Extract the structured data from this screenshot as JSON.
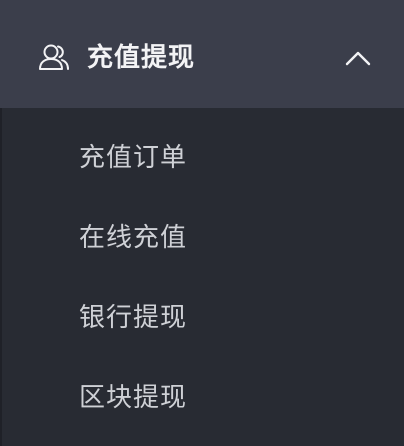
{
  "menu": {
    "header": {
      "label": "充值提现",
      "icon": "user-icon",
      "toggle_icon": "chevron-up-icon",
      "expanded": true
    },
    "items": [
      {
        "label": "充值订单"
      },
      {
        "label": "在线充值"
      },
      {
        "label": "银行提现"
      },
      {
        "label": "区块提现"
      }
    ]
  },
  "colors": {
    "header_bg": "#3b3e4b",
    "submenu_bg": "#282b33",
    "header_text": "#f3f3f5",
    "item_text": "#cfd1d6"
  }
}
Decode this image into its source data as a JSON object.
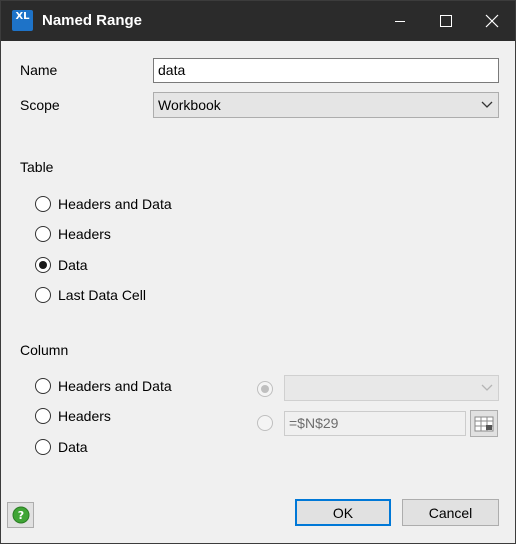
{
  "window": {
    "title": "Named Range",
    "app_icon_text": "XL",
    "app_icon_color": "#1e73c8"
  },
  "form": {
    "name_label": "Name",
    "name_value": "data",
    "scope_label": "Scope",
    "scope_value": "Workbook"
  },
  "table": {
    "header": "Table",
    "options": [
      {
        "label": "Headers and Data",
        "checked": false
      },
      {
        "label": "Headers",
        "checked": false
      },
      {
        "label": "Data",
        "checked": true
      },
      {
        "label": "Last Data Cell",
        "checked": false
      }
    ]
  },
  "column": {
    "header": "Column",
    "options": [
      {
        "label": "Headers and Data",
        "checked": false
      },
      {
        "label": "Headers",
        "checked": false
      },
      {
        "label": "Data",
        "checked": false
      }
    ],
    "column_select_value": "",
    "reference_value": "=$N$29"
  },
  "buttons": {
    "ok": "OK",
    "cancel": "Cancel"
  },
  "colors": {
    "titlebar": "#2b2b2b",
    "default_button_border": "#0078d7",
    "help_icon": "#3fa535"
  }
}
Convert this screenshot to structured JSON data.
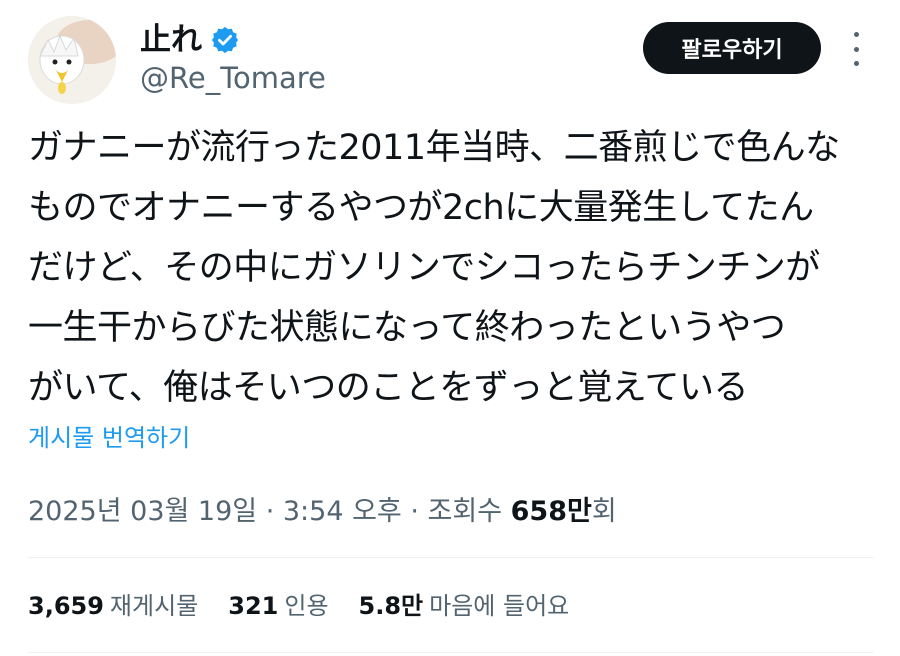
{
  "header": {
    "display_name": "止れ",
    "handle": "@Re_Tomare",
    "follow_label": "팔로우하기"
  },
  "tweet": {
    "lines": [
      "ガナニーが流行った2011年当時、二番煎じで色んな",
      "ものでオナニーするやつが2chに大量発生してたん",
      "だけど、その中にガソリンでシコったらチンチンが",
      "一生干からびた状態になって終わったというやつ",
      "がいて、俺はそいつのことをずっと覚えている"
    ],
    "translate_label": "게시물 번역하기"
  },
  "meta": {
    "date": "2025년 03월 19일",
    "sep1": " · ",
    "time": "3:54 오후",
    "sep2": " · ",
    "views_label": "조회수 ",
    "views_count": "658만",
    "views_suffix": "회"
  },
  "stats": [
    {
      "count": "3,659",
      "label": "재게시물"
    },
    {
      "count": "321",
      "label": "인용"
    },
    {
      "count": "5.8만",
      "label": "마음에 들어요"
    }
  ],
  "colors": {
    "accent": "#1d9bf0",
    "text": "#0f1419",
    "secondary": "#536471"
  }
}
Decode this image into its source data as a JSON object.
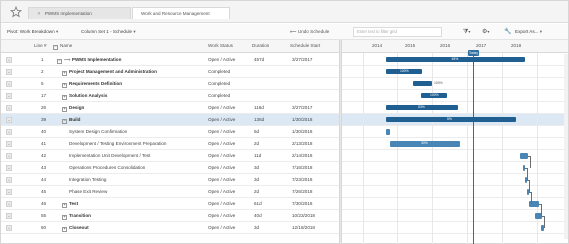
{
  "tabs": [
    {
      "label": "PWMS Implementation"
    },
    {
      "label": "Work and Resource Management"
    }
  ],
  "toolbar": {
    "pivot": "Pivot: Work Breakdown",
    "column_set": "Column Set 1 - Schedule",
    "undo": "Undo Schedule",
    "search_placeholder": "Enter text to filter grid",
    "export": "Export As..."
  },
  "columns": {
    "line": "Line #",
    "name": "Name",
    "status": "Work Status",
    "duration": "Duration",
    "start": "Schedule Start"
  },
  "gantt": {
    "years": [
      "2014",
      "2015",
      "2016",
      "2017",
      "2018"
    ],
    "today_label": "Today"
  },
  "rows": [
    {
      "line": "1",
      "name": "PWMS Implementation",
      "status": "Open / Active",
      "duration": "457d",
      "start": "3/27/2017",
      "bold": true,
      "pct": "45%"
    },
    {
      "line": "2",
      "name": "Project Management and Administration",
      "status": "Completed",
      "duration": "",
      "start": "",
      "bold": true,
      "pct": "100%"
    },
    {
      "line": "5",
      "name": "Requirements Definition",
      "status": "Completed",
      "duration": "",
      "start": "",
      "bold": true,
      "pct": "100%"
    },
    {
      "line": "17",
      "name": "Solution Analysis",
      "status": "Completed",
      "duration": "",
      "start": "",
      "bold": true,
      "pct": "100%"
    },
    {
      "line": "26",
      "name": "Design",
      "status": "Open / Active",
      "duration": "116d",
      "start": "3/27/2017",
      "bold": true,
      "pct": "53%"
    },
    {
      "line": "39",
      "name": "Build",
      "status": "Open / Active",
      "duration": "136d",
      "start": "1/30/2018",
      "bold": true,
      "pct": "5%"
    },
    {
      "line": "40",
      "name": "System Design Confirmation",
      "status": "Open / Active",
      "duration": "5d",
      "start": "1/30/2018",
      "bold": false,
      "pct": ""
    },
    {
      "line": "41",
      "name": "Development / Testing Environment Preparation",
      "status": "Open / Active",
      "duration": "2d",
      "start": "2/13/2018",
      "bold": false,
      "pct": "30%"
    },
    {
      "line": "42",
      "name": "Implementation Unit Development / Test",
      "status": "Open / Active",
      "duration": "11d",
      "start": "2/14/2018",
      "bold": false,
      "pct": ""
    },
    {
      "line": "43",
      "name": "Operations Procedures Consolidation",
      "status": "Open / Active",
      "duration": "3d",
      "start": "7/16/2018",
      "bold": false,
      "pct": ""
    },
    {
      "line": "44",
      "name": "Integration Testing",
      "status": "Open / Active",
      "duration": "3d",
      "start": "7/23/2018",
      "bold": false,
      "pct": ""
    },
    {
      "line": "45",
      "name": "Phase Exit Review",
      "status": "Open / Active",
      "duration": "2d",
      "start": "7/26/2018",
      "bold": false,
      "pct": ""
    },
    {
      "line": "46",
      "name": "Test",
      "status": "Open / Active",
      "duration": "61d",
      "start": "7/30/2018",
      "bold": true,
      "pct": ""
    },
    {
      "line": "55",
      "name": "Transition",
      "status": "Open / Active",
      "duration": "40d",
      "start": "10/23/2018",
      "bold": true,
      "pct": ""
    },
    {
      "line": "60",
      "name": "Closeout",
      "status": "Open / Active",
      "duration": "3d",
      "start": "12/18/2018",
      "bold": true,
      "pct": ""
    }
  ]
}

...

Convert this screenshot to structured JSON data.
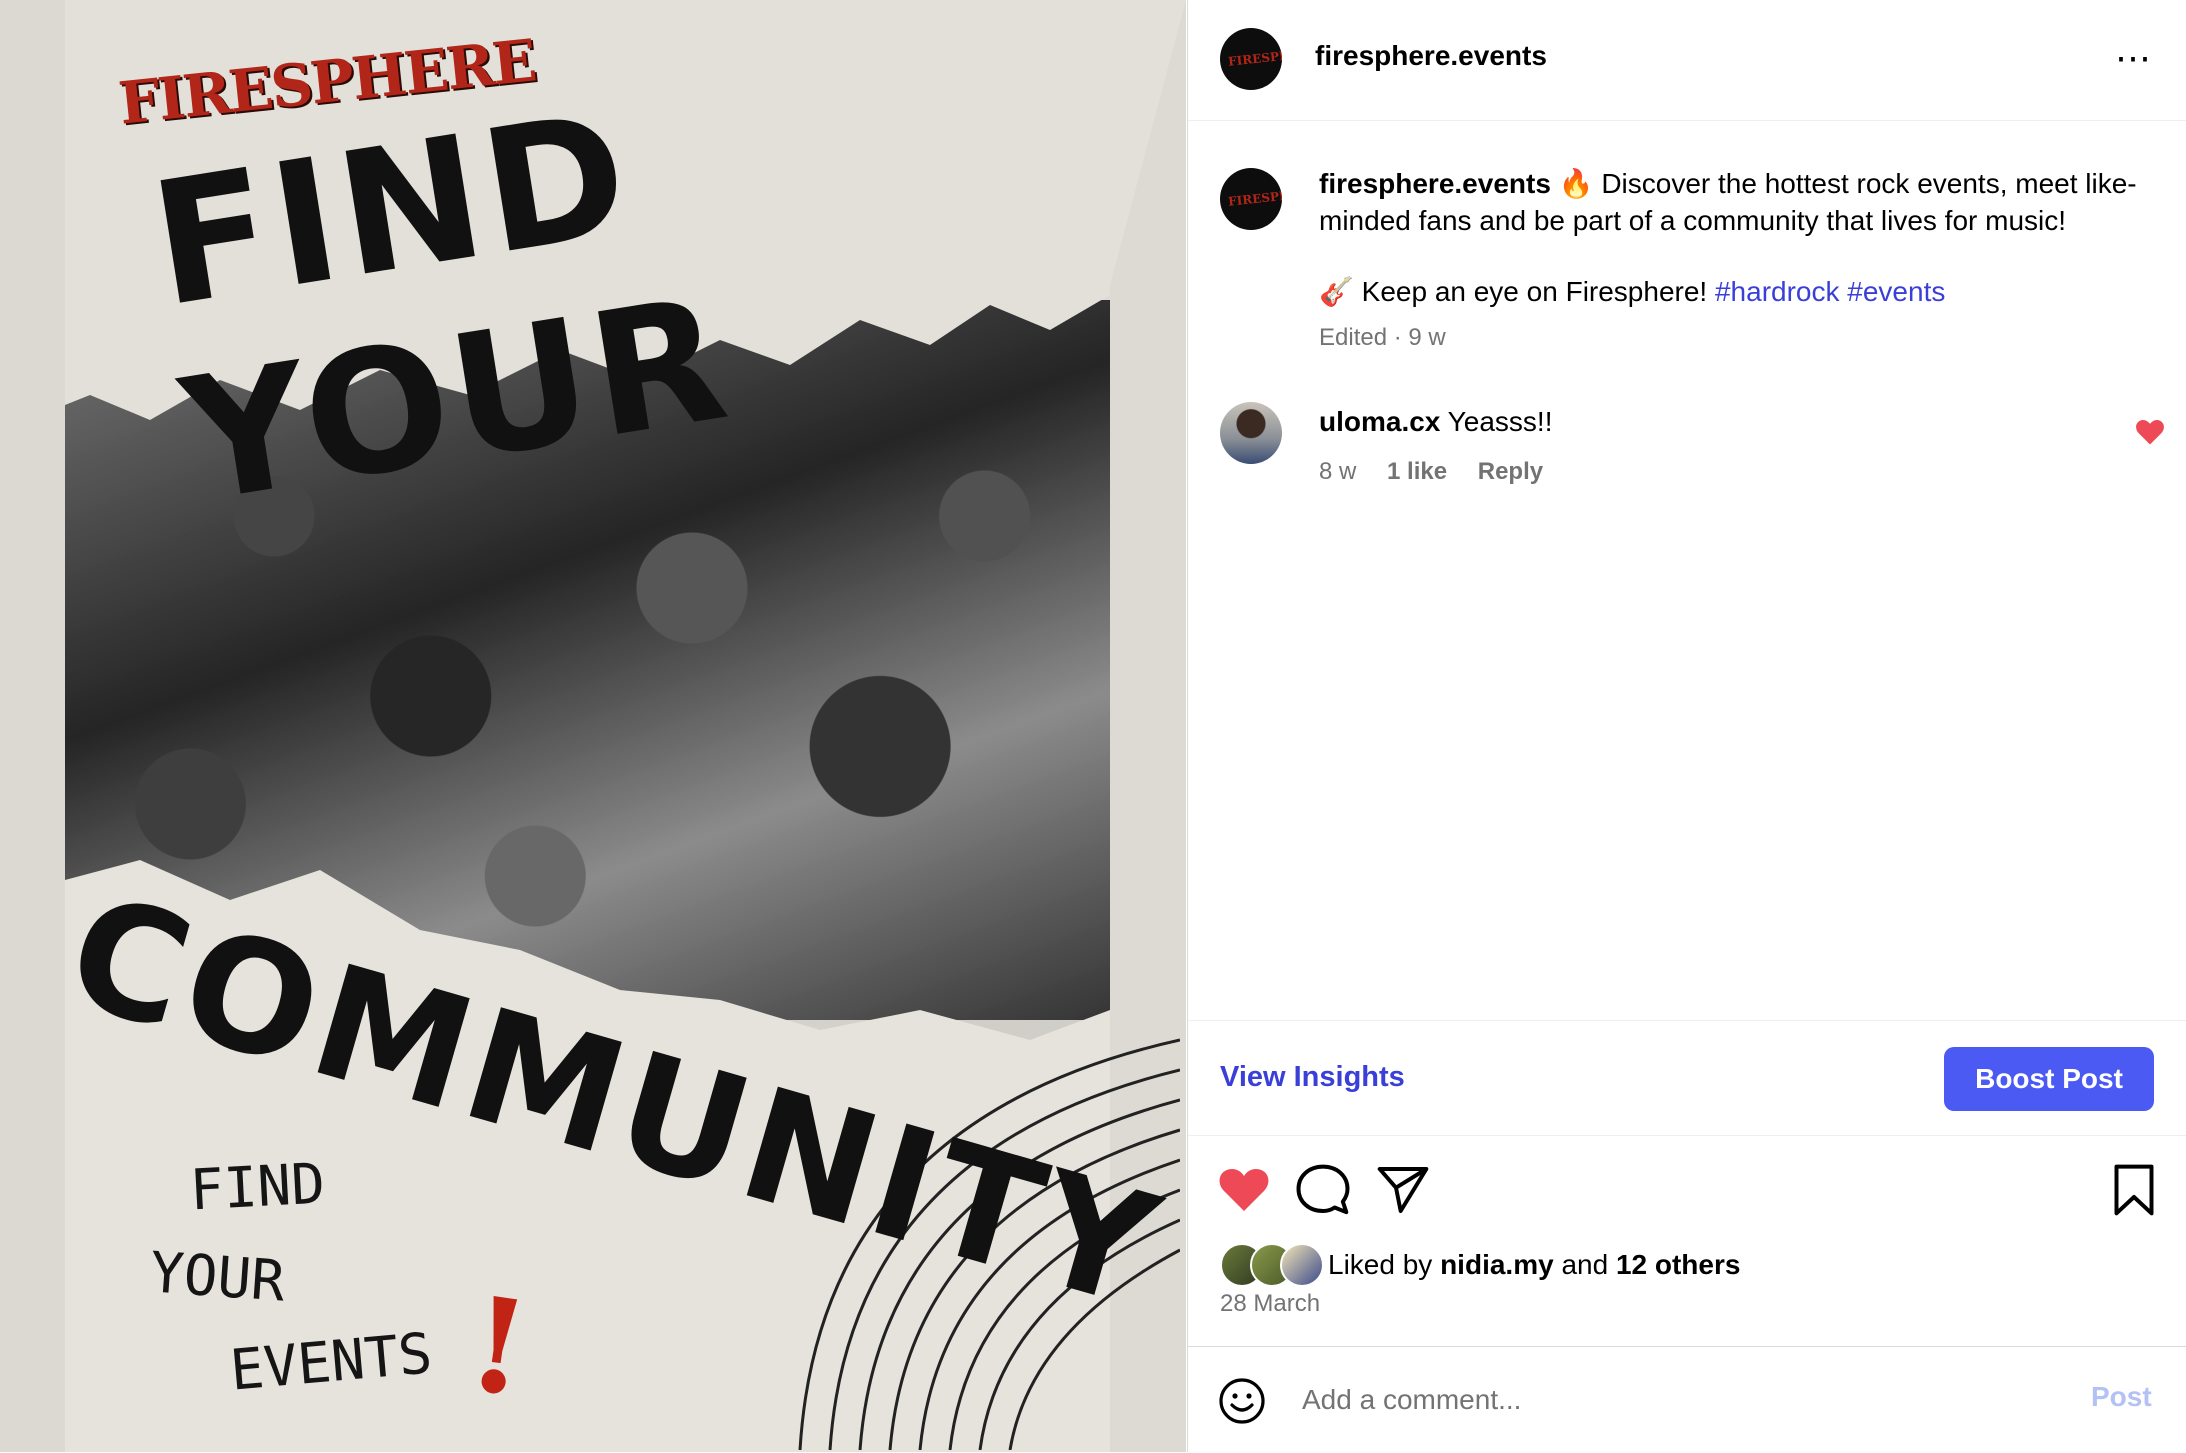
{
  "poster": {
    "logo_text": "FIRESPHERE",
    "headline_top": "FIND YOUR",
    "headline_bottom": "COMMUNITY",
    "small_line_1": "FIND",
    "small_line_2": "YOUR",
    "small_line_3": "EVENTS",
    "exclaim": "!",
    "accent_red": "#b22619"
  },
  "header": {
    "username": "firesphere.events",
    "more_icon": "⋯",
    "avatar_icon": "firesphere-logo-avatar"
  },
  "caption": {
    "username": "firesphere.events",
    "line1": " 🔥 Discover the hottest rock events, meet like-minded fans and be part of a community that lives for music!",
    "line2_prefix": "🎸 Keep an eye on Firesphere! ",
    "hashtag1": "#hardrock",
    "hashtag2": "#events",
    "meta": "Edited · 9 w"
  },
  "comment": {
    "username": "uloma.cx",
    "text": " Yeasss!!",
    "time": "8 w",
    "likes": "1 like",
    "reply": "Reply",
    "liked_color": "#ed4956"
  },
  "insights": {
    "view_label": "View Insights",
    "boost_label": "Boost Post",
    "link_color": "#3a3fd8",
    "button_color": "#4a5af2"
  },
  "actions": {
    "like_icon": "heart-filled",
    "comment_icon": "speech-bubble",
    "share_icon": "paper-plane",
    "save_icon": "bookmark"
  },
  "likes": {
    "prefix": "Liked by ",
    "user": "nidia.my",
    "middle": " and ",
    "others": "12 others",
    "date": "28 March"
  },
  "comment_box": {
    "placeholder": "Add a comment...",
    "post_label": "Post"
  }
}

==

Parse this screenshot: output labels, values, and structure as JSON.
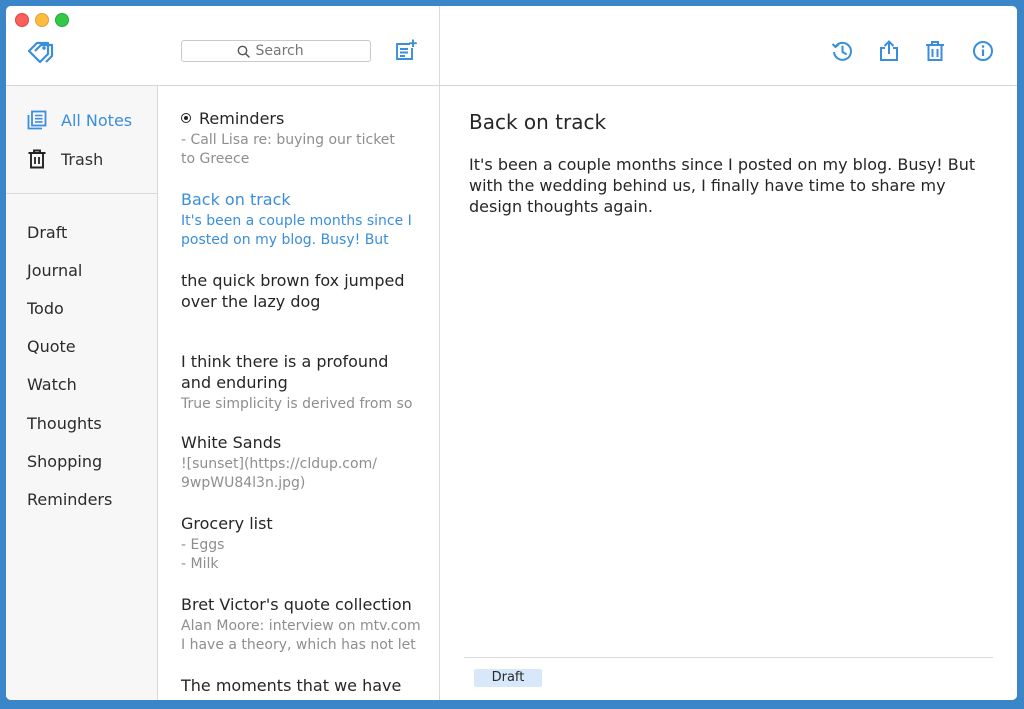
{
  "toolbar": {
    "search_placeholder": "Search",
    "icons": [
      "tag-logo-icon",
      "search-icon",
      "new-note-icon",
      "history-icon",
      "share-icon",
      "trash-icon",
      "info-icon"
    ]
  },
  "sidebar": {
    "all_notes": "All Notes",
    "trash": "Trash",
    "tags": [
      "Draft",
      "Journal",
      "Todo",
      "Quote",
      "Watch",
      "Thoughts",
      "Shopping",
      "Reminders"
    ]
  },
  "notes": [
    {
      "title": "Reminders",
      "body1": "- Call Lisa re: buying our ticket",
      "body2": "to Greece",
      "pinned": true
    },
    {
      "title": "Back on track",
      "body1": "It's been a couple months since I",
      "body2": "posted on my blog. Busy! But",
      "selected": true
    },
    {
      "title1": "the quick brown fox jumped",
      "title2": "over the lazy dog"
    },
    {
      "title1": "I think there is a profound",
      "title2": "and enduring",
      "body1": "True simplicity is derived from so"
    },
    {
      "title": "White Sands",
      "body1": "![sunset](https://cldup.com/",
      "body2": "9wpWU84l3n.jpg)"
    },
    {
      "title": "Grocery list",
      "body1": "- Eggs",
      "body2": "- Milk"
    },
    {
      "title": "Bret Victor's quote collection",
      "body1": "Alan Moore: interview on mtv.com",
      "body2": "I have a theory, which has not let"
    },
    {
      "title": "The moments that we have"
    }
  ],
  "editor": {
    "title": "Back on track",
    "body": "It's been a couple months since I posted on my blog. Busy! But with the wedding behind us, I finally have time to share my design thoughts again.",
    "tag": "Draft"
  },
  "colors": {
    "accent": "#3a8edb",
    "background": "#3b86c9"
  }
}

## INSTRUCTIONS FOR THE TASK
Copy out every line of the data that includes "been".

## WRITTEN ANSWER
      "body1": "It's been a couple months since I",
    "body": "It's been a couple months since I posted on my blog. Busy! But with the wedding behind us, I finally have time to share my design thoughts again.",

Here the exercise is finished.